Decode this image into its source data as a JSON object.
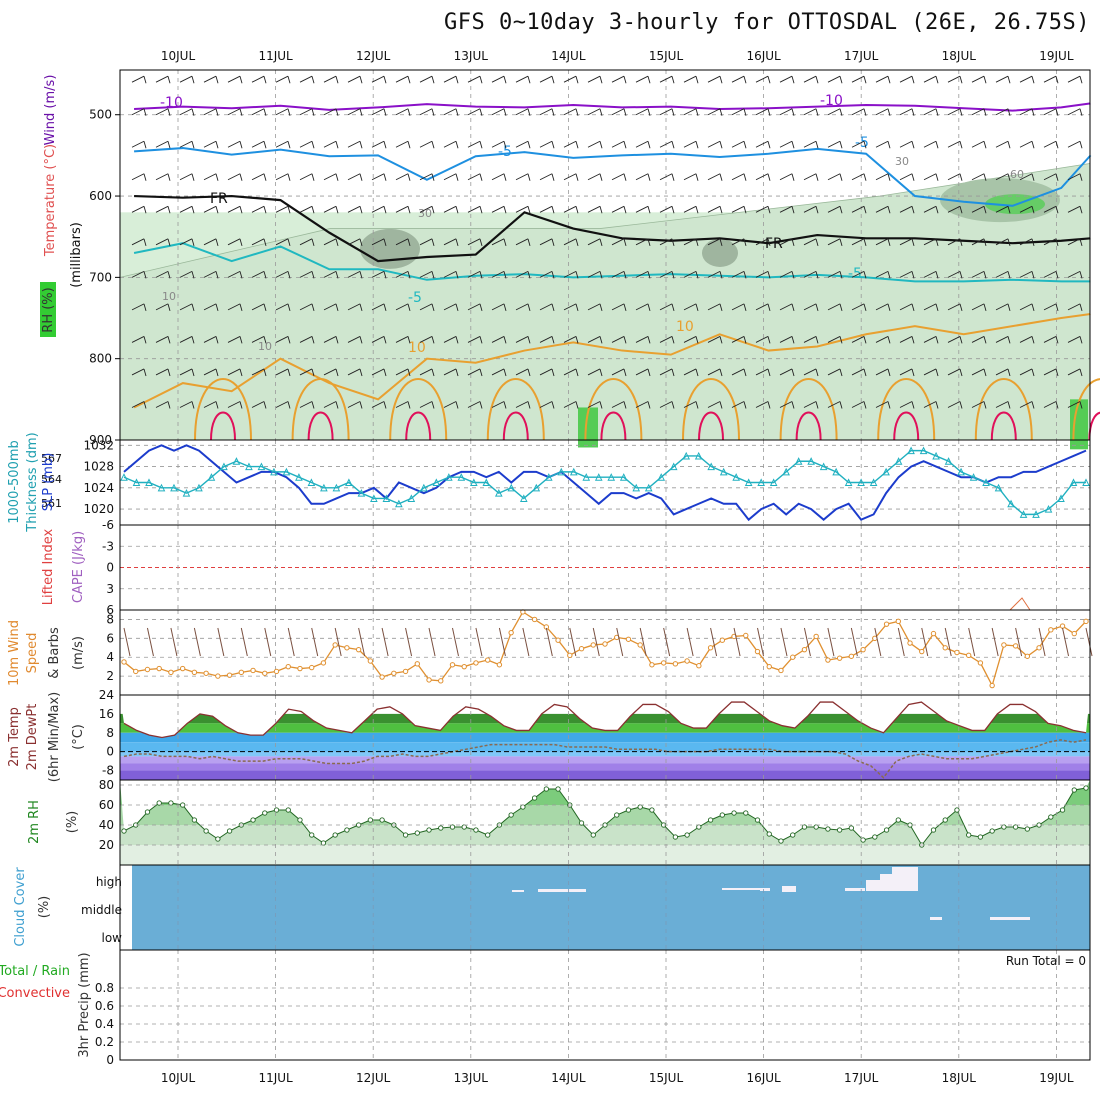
{
  "title": "GFS 0~10day 3-hourly for OTTOSDAL (26E, 26.75S)",
  "dates": [
    "10JUL",
    "11JUL",
    "12JUL",
    "13JUL",
    "14JUL",
    "15JUL",
    "16JUL",
    "17JUL",
    "18JUL",
    "19JUL"
  ],
  "colors": {
    "wind": "#8000c0",
    "t_minus10": "#8a10c8",
    "t_minus5": "#1e90e0",
    "t_5": "#20b8c0",
    "t_10": "#e8a030",
    "fr": "#111111",
    "rh": "#d8eed8",
    "slp": "#1c3ccc",
    "thk": "#20b0c0",
    "cape_zero": "#e04040",
    "wind10": "#e09030",
    "cloud": "#6aaed6",
    "temp_green": "#2ec840",
    "temp_blue": "#3080e0"
  },
  "chart_data": [
    {
      "type": "heatmap",
      "panel": "upper-air",
      "ylabel": "(millibars)",
      "legend": [
        "RH (%)",
        "Temperature (°C)",
        "Wind (m/s)"
      ],
      "y_ticks": [
        "500",
        "600",
        "700",
        "800",
        "900"
      ],
      "ylim": [
        445,
        900
      ],
      "contour_labels": [
        "-10",
        "-10",
        "-5",
        "-5",
        "FR",
        "FR",
        "-5",
        "-5",
        "10",
        "10",
        "30",
        "30",
        "60",
        "10",
        "10"
      ],
      "series": [
        {
          "name": "-10",
          "x": [
            0,
            0.5,
            1,
            1.5,
            2,
            2.5,
            3,
            3.5,
            4,
            4.5,
            5,
            5.5,
            6,
            6.5,
            7,
            7.5,
            8,
            8.5,
            9,
            9.5,
            9.8
          ],
          "values": [
            493,
            490,
            492,
            489,
            494,
            491,
            487,
            490,
            491,
            488,
            491,
            490,
            493,
            492,
            490,
            488,
            489,
            492,
            495,
            491,
            486
          ]
        },
        {
          "name": "-5",
          "x": [
            0,
            0.5,
            1,
            1.5,
            2,
            2.5,
            3,
            3.5,
            4,
            4.5,
            5,
            5.5,
            6,
            6.5,
            7,
            7.5,
            8,
            8.5,
            9,
            9.5,
            9.8
          ],
          "values": [
            545,
            541,
            549,
            543,
            551,
            550,
            580,
            551,
            546,
            553,
            550,
            548,
            552,
            548,
            542,
            548,
            600,
            607,
            612,
            590,
            550
          ]
        },
        {
          "name": "FR",
          "x": [
            0,
            0.5,
            1,
            1.5,
            2,
            2.5,
            3,
            3.5,
            4,
            4.5,
            5,
            5.5,
            6,
            6.5,
            7,
            7.5,
            8,
            8.5,
            9,
            9.5,
            9.8
          ],
          "values": [
            600,
            602,
            600,
            605,
            645,
            680,
            675,
            672,
            620,
            640,
            652,
            655,
            652,
            658,
            648,
            652,
            652,
            655,
            658,
            655,
            652
          ]
        },
        {
          "name": "5",
          "x": [
            0,
            0.5,
            1,
            1.5,
            2,
            2.5,
            3,
            3.5,
            4,
            4.5,
            5,
            5.5,
            6,
            6.5,
            7,
            7.5,
            8,
            8.5,
            9,
            9.5,
            9.8
          ],
          "values": [
            670,
            658,
            680,
            662,
            690,
            690,
            703,
            698,
            696,
            700,
            698,
            696,
            698,
            700,
            697,
            700,
            705,
            705,
            703,
            705,
            705
          ]
        },
        {
          "name": "10",
          "x": [
            0,
            0.5,
            1,
            1.5,
            2,
            2.5,
            3,
            3.5,
            4,
            4.5,
            5,
            5.5,
            6,
            6.5,
            7,
            7.5,
            8,
            8.5,
            9,
            9.5,
            9.8
          ],
          "values": [
            860,
            830,
            840,
            800,
            830,
            850,
            800,
            805,
            790,
            780,
            790,
            795,
            770,
            790,
            785,
            770,
            760,
            770,
            760,
            750,
            745
          ]
        }
      ]
    },
    {
      "type": "line",
      "panel": "thickness-slp",
      "ylabel_left": "1000-500mb Thickness (dm)",
      "ylabel_right": "SLP (mb)",
      "left_ticks": [
        "567",
        "564",
        "561"
      ],
      "right_ticks": [
        "1032",
        "1028",
        "1024",
        "1020"
      ],
      "ylim": [
        1017,
        1033
      ],
      "series": [
        {
          "name": "SLP",
          "values": [
            1027,
            1029,
            1031,
            1032,
            1031,
            1032,
            1031,
            1029,
            1027,
            1025,
            1026,
            1027,
            1027,
            1026,
            1024,
            1021,
            1021,
            1022,
            1023,
            1023,
            1024,
            1022,
            1025,
            1024,
            1023,
            1024,
            1026,
            1027,
            1027,
            1026,
            1027,
            1025,
            1027,
            1027,
            1026,
            1027,
            1025,
            1023,
            1021,
            1023,
            1023,
            1022,
            1023,
            1022,
            1019,
            1020,
            1021,
            1022,
            1021,
            1021,
            1018,
            1020,
            1021,
            1019,
            1021,
            1020,
            1018,
            1020,
            1021,
            1018,
            1019,
            1023,
            1026,
            1028,
            1029,
            1028,
            1027,
            1026,
            1026,
            1025,
            1026,
            1026,
            1027,
            1027,
            1028,
            1029,
            1030,
            1031
          ]
        },
        {
          "name": "1000-500mb Thickness",
          "values": [
            1026,
            1025,
            1025,
            1024,
            1024,
            1023,
            1024,
            1026,
            1028,
            1029,
            1028,
            1028,
            1027,
            1027,
            1026,
            1025,
            1024,
            1024,
            1025,
            1023,
            1022,
            1022,
            1021,
            1022,
            1024,
            1025,
            1026,
            1026,
            1025,
            1025,
            1023,
            1024,
            1022,
            1024,
            1026,
            1027,
            1027,
            1026,
            1026,
            1026,
            1026,
            1024,
            1024,
            1026,
            1028,
            1030,
            1030,
            1028,
            1027,
            1026,
            1025,
            1025,
            1025,
            1027,
            1029,
            1029,
            1028,
            1027,
            1025,
            1025,
            1025,
            1027,
            1029,
            1031,
            1031,
            1030,
            1029,
            1027,
            1026,
            1025,
            1024,
            1021,
            1019,
            1019,
            1020,
            1022,
            1025,
            1025
          ]
        }
      ]
    },
    {
      "type": "line",
      "panel": "cape-li",
      "ylabel_left": "Lifted Index",
      "ylabel_right": "CAPE (J/kg)",
      "y_ticks": [
        "-6",
        "-3",
        "0",
        "3",
        "6"
      ],
      "ylim": [
        -6,
        6
      ],
      "series": []
    },
    {
      "type": "line",
      "panel": "wind10",
      "ylabel": "10m Wind Speed & Barbs (m/s)",
      "y_ticks": [
        "8",
        "6",
        "4",
        "2"
      ],
      "ylim": [
        0,
        9
      ],
      "series": [
        {
          "name": "10m Wind Speed",
          "values": [
            3.5,
            2.5,
            2.7,
            2.8,
            2.4,
            2.8,
            2.4,
            2.3,
            2.0,
            2.1,
            2.4,
            2.6,
            2.3,
            2.5,
            3.0,
            2.8,
            2.9,
            3.4,
            5.3,
            5.0,
            4.8,
            3.6,
            1.9,
            2.3,
            2.5,
            3.3,
            1.6,
            1.5,
            3.2,
            3.0,
            3.4,
            3.7,
            3.2,
            6.6,
            8.8,
            8.0,
            7.2,
            5.8,
            4.2,
            4.9,
            5.3,
            5.4,
            6.1,
            5.9,
            5.3,
            3.2,
            3.4,
            3.3,
            3.6,
            3.1,
            5.0,
            5.8,
            6.2,
            6.3,
            4.6,
            3.0,
            2.6,
            4.0,
            4.8,
            6.2,
            3.7,
            3.9,
            4.1,
            4.8,
            6.0,
            7.5,
            7.8,
            5.5,
            4.6,
            6.5,
            5.0,
            4.5,
            4.2,
            3.4,
            1.0,
            5.3,
            5.2,
            4.1,
            5.0,
            6.9,
            7.3,
            6.5,
            7.8
          ]
        }
      ]
    },
    {
      "type": "area",
      "panel": "temperature",
      "ylabel": "2m Temp 2m DewPt (6hr Min/Max) (°C)",
      "y_ticks": [
        "24",
        "16",
        "8",
        "0",
        "-8"
      ],
      "ylim": [
        -12,
        24
      ],
      "series": [
        {
          "name": "2m Temp",
          "values": [
            12,
            9,
            7,
            6,
            7,
            12,
            16,
            15,
            11,
            8,
            7,
            7,
            12,
            18,
            17,
            13,
            10,
            9,
            8,
            13,
            18,
            19,
            16,
            11,
            10,
            9,
            15,
            19,
            18,
            15,
            11,
            9,
            9,
            16,
            20,
            19,
            14,
            10,
            9,
            9,
            15,
            20,
            20,
            17,
            12,
            10,
            10,
            16,
            21,
            21,
            17,
            13,
            11,
            10,
            15,
            21,
            21,
            17,
            13,
            10,
            8,
            14,
            20,
            21,
            17,
            13,
            11,
            9,
            9,
            16,
            20,
            20,
            17,
            12,
            11,
            9,
            8
          ]
        },
        {
          "name": "2m DewPt",
          "values": [
            -2,
            -1,
            -1,
            -2,
            -2,
            -2,
            -3,
            -2,
            -3,
            -4,
            -4,
            -4,
            -3,
            -3,
            -3,
            -4,
            -5,
            -5,
            -5,
            -4,
            -2,
            -2,
            -1,
            -2,
            -2,
            -1,
            0,
            1,
            2,
            3,
            3,
            3,
            3,
            3,
            3,
            2,
            2,
            2,
            2,
            1,
            1,
            1,
            1,
            0,
            0,
            0,
            0,
            1,
            1,
            1,
            1,
            1,
            0,
            0,
            0,
            0,
            0,
            -1,
            -4,
            -6,
            -11,
            -4,
            -2,
            -1,
            -2,
            -3,
            -3,
            -3,
            -2,
            -1,
            0,
            1,
            2,
            4,
            5,
            4,
            5
          ]
        }
      ]
    },
    {
      "type": "area",
      "panel": "rh",
      "ylabel": "2m RH (%)",
      "y_ticks": [
        "80",
        "60",
        "40",
        "20"
      ],
      "ylim": [
        0,
        85
      ],
      "series": [
        {
          "name": "2m RH",
          "values": [
            34,
            40,
            53,
            62,
            62,
            60,
            45,
            34,
            26,
            34,
            40,
            45,
            52,
            55,
            55,
            45,
            30,
            22,
            30,
            35,
            40,
            45,
            45,
            40,
            30,
            32,
            35,
            37,
            38,
            38,
            35,
            30,
            40,
            50,
            58,
            67,
            76,
            76,
            60,
            42,
            30,
            40,
            50,
            55,
            58,
            55,
            40,
            28,
            30,
            38,
            45,
            50,
            52,
            52,
            45,
            31,
            24,
            30,
            38,
            38,
            36,
            35,
            37,
            25,
            28,
            35,
            45,
            40,
            20,
            35,
            45,
            55,
            30,
            28,
            34,
            38,
            38,
            36,
            40,
            48,
            55,
            75,
            77
          ]
        }
      ]
    },
    {
      "type": "bar",
      "panel": "cloud",
      "ylabel": "Cloud Cover (%)",
      "levels": [
        "high",
        "middle",
        "low"
      ]
    },
    {
      "type": "bar",
      "panel": "precip",
      "ylabel": "3hr Precip (mm)",
      "legend": [
        "Total / Rain",
        "Convective"
      ],
      "y_ticks": [
        "0.8",
        "0.6",
        "0.4",
        "0.2",
        "0"
      ],
      "ylim": [
        0,
        1
      ],
      "run_total": "Run Total = 0",
      "values": []
    }
  ],
  "labels": {
    "rh_pct": "RH (%)",
    "temperature_c": "Temperature (°C)",
    "wind_ms": "Wind (m/s)",
    "millibars": "(millibars)",
    "thickness": "1000-500mb",
    "thickness2": "Thickness (dm)",
    "slp": "SLP (mb)",
    "li": "Lifted Index",
    "cape": "CAPE (J/kg)",
    "wind10_1": "10m Wind",
    "wind10_2": "Speed",
    "wind10_3": "& Barbs",
    "wind10_4": "(m/s)",
    "temp_1": "2m Temp",
    "temp_2": "2m DewPt",
    "temp_3": "(6hr Min/Max)",
    "temp_4": "(°C)",
    "rh_1": "2m RH",
    "rh_2": "(%)",
    "cloud_1": "Cloud Cover",
    "cloud_2": "(%)",
    "high": "high",
    "middle": "middle",
    "low": "low",
    "precip_1": "Total / Rain",
    "precip_2": "Convective",
    "precip_3": "3hr Precip (mm)",
    "run_total": "Run Total = 0"
  }
}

AIM OF THE TASK
Only lines with "millibars" are wanted here; list each of them.

REPLY
      "ylabel": "(millibars)",
    "millibars": "(millibars)",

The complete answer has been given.